[What to do]
Only lines containing "activator" are wanted from the data below. Copy those lines.

Data listing START

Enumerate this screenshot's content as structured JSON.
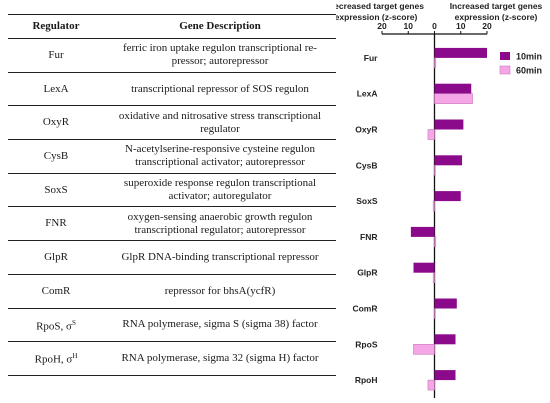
{
  "table": {
    "headers": [
      "Regulator",
      "Gene Description"
    ],
    "rows": [
      {
        "regulator": "Fur",
        "sup": "",
        "description": "ferric iron uptake regulon transcriptional re-pressor; autorepressor"
      },
      {
        "regulator": "LexA",
        "sup": "",
        "description": "transcriptional repressor of SOS regulon"
      },
      {
        "regulator": "OxyR",
        "sup": "",
        "description": "oxidative and nitrosative stress transcriptional regulator"
      },
      {
        "regulator": "CysB",
        "sup": "",
        "description": "N-acetylserine-responsive cysteine regulon transcriptional activator; autorepressor"
      },
      {
        "regulator": "SoxS",
        "sup": "",
        "description": "superoxide response regulon transcriptional activator; autoregulator"
      },
      {
        "regulator": "FNR",
        "sup": "",
        "description": "oxygen-sensing anaerobic growth regulon transcriptional regulator; autorepressor"
      },
      {
        "regulator": "GlpR",
        "sup": "",
        "description": "GlpR DNA-binding transcriptional repressor"
      },
      {
        "regulator": "ComR",
        "sup": "",
        "description": "repressor for bhsA(ycfR)"
      },
      {
        "regulator": "RpoS, σ",
        "sup": "S",
        "description": "RNA polymerase, sigma S (sigma 38) factor"
      },
      {
        "regulator": "RpoH, σ",
        "sup": "H",
        "description": "RNA polymerase, sigma 32 (sigma H) factor"
      }
    ]
  },
  "chart_data": {
    "type": "bar",
    "orientation": "horizontal",
    "left_title": "Decreased target genes expression (z-score)",
    "right_title": "Increased target genes expression (z-score)",
    "ticks": [
      "20",
      "10",
      "0",
      "10",
      "20"
    ],
    "xlim": [
      -20,
      20
    ],
    "categories": [
      "Fur",
      "LexA",
      "OxyR",
      "CysB",
      "SoxS",
      "FNR",
      "GlpR",
      "ComR",
      "RpoS",
      "RpoH"
    ],
    "series": [
      {
        "name": "10min",
        "color": "#8B0A8B",
        "values": [
          20,
          14,
          11,
          10.5,
          10,
          -9,
          -8,
          8.5,
          8,
          8
        ]
      },
      {
        "name": "60min",
        "color": "#F4A6E6",
        "values": [
          0.5,
          14.5,
          -2.5,
          0,
          -0.5,
          0.5,
          -0.5,
          0,
          -8,
          -2.5
        ]
      }
    ],
    "legend_position": "top-right"
  }
}
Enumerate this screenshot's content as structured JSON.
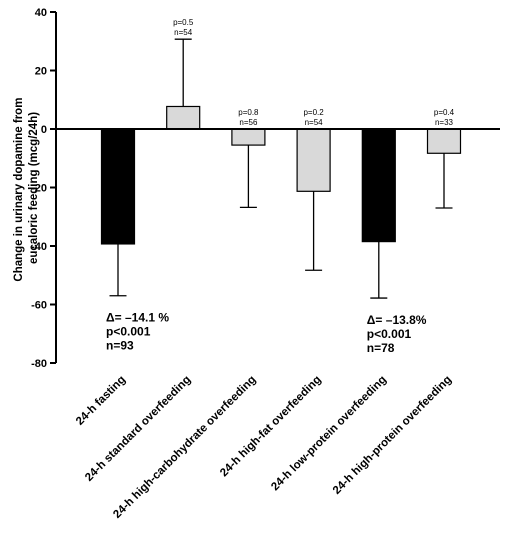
{
  "chart_data": {
    "type": "bar",
    "ylabel_lines": [
      "Change in urinary dopamine from",
      "eucaloric feeding (mcg/24h)"
    ],
    "ylim": [
      -80,
      40
    ],
    "yticks": [
      -80,
      -60,
      -40,
      -20,
      0,
      20,
      40
    ],
    "yticklabels": [
      "-80",
      "-60",
      "-40",
      "-20",
      "0",
      "20",
      "40"
    ],
    "bars": [
      {
        "category": "24-h fasting",
        "value": -39.3,
        "error": 17.7,
        "color": "#000000",
        "annotation_small": [],
        "annotation_big": [
          "Δ= –14.1 %",
          "p<0.001",
          "n=93"
        ]
      },
      {
        "category": "24-h standard overfeeding",
        "value": 7.7,
        "error": 23,
        "color": "#d9d9d9",
        "annotation_small": [
          "p=0.5",
          "n=54"
        ],
        "annotation_big": []
      },
      {
        "category": "24-h high-carbohydrate overfeeding",
        "value": -5.5,
        "error": 21.3,
        "color": "#d9d9d9",
        "annotation_small": [
          "p=0.8",
          "n=56"
        ],
        "annotation_big": []
      },
      {
        "category": "24-h high-fat overfeeding",
        "value": -21.3,
        "error": 27,
        "color": "#d9d9d9",
        "annotation_small": [
          "p=0.2",
          "n=54"
        ],
        "annotation_big": []
      },
      {
        "category": "24-h low-protein overfeeding",
        "value": -38.5,
        "error": 19.3,
        "color": "#000000",
        "annotation_small": [],
        "annotation_big": [
          "Δ= –13.8%",
          "p<0.001",
          "n=78"
        ]
      },
      {
        "category": "24-h high-protein overfeeding",
        "value": -8.3,
        "error": 18.7,
        "color": "#d9d9d9",
        "annotation_small": [
          "p=0.4",
          "n=33"
        ],
        "annotation_big": []
      }
    ]
  }
}
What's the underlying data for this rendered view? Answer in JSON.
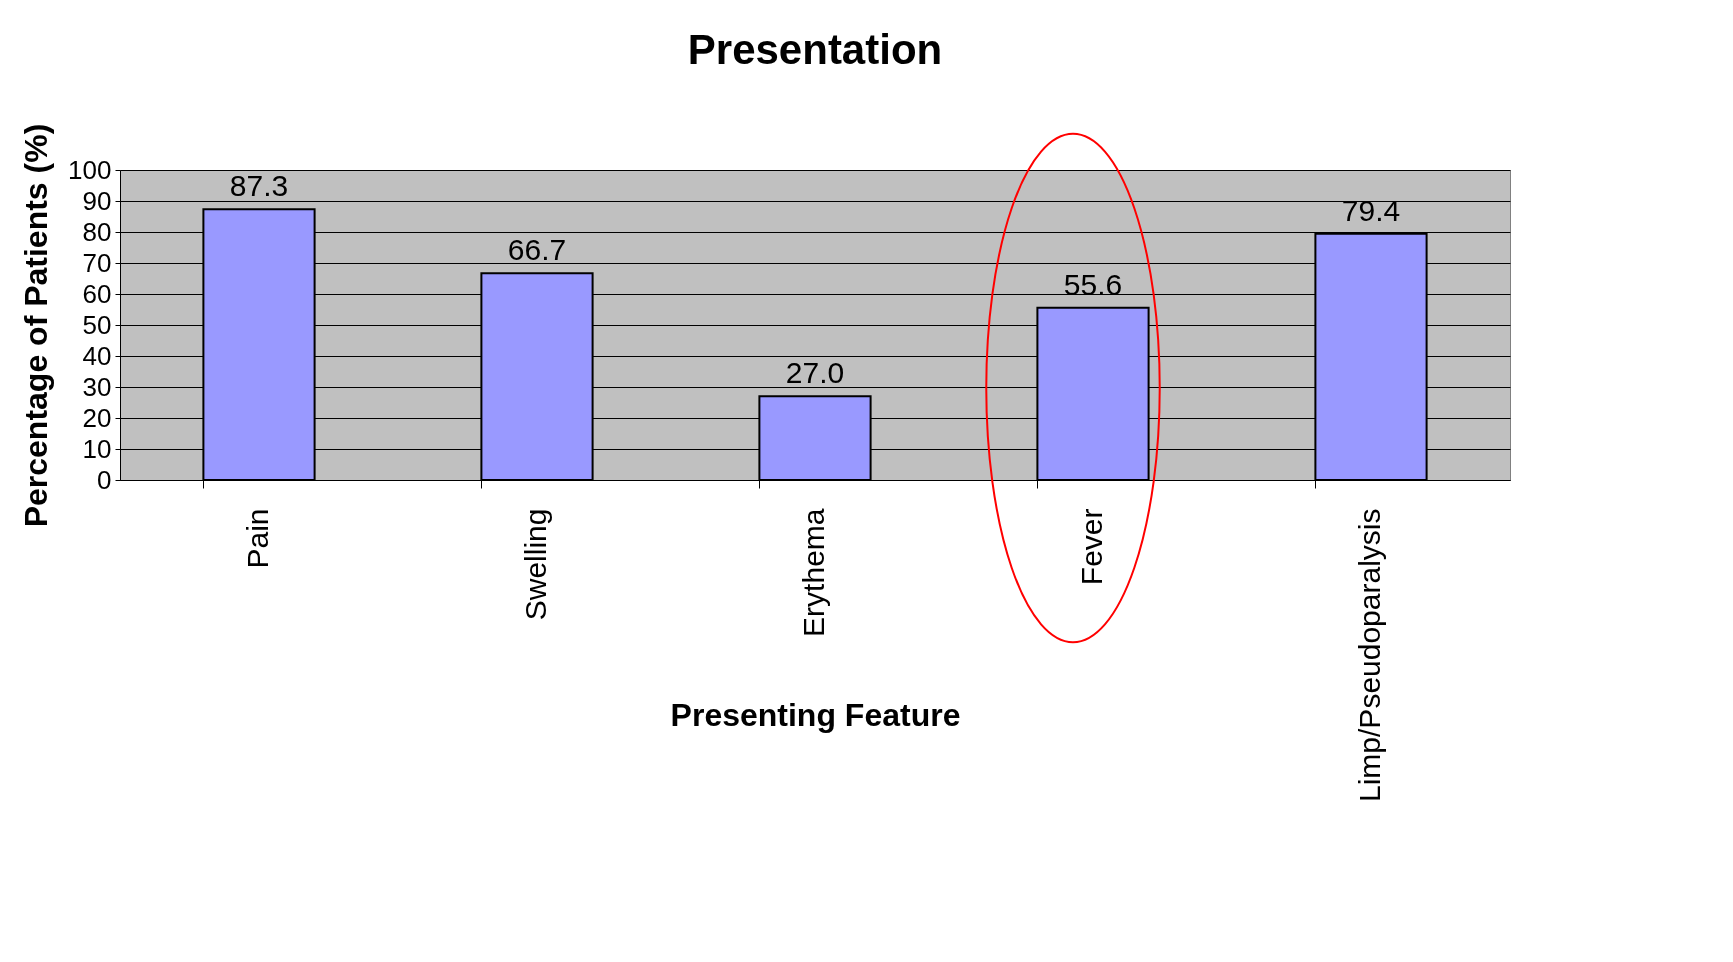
{
  "chart_data": {
    "type": "bar",
    "title": "Presentation",
    "xlabel": "Presenting Feature",
    "ylabel": "Percentage of Patients (%)",
    "categories": [
      "Pain",
      "Swelling",
      "Erythema",
      "Fever",
      "Limp/Pseudoparalysis"
    ],
    "values": [
      87.3,
      66.7,
      27.0,
      55.6,
      79.4
    ],
    "value_labels": [
      "87.3",
      "66.7",
      "27.0",
      "55.6",
      "79.4"
    ],
    "color": "#9999ff",
    "ylim": [
      0,
      100
    ],
    "yticks": [
      0,
      10,
      20,
      30,
      40,
      50,
      60,
      70,
      80,
      90,
      100
    ],
    "grid": "y"
  }
}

Data listing END

[Written solution]
        "description": "N-acetylserine-responsive cysteine regulon transcriptional activator; autorepressor"
        "description": "superoxide response regulon transcriptional activator; autoregulator"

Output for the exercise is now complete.